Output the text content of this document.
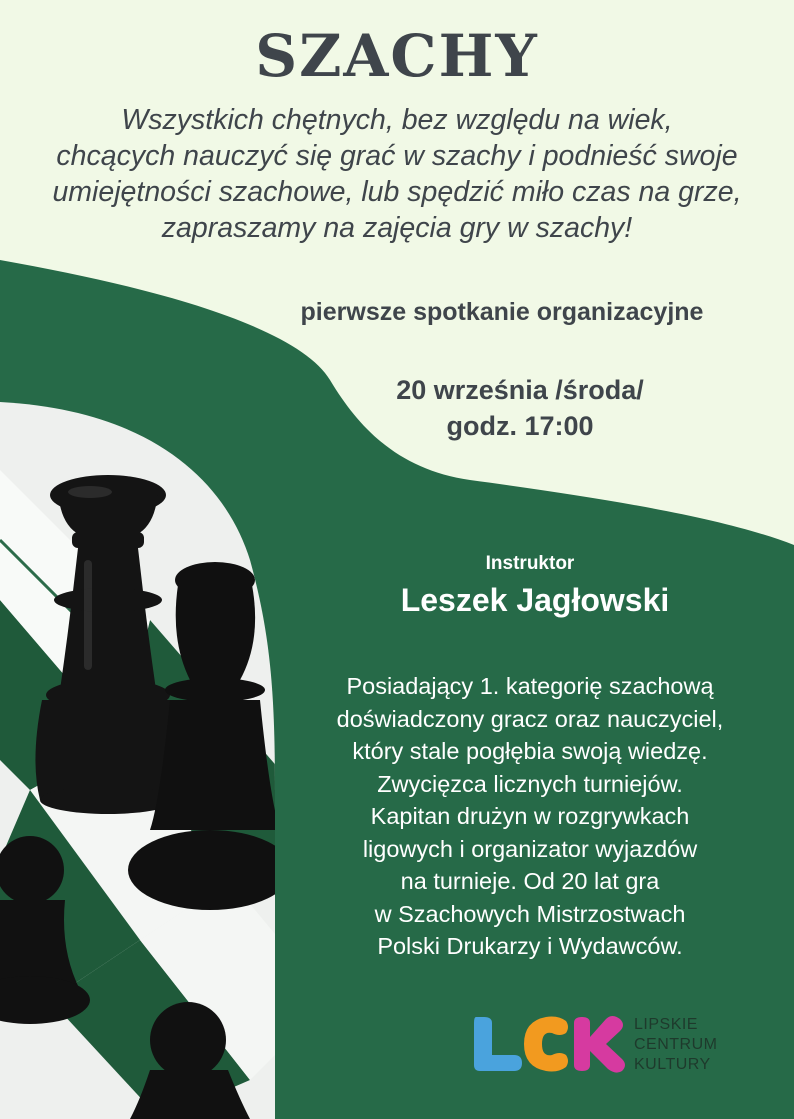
SZACHY
Wszystkich chętnych, bez względu na wiek,
chcących nauczyć się grać w szachy i podnieść swoje
umiejętności szachowe, lub spędzić miło czas na grze,
zapraszamy na zajęcia gry w szachy!

pierwsze spotkanie organizacyjne

20 września /środa/
godz. 17:00

Instruktor

Leszek Jagłowski

Posiadający 1. kategorię szachową
doświadczony gracz oraz nauczyciel,
który stale pogłębia swoją wiedzę.
Zwycięzca licznych turniejów.
Kapitan drużyn w rozgrywkach
ligowych i organizator wyjazdów
na turnieje. Od 20 lat gra
w Szachowych Mistrzostwach
Polski Drukarzy i Wydawców.
LIPSKIE
CENTRUM
KULTURY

________________________

* _Problem to solve_:
Repeat each entry exactly as it appears; skip any picture.

* _Answer for the task_:
Output the text content of this document.
SZACHY
Wszystkich chętnych, bez względu na wiek,
chcących nauczyć się grać w szachy i podnieść swoje
umiejętności szachowe, lub spędzić miło czas na grze,
zapraszamy na zajęcia gry w szachy!

pierwsze spotkanie organizacyjne

20 września /środa/
godz. 17:00

Instruktor

Leszek Jagłowski

Posiadający 1. kategorię szachową
doświadczony gracz oraz nauczyciel,
który stale pogłębia swoją wiedzę.
Zwycięzca licznych turniejów.
Kapitan drużyn w rozgrywkach
ligowych i organizator wyjazdów
na turnieje. Od 20 lat gra
w Szachowych Mistrzostwach
Polski Drukarzy i Wydawców.
LIPSKIE
CENTRUM
KULTURY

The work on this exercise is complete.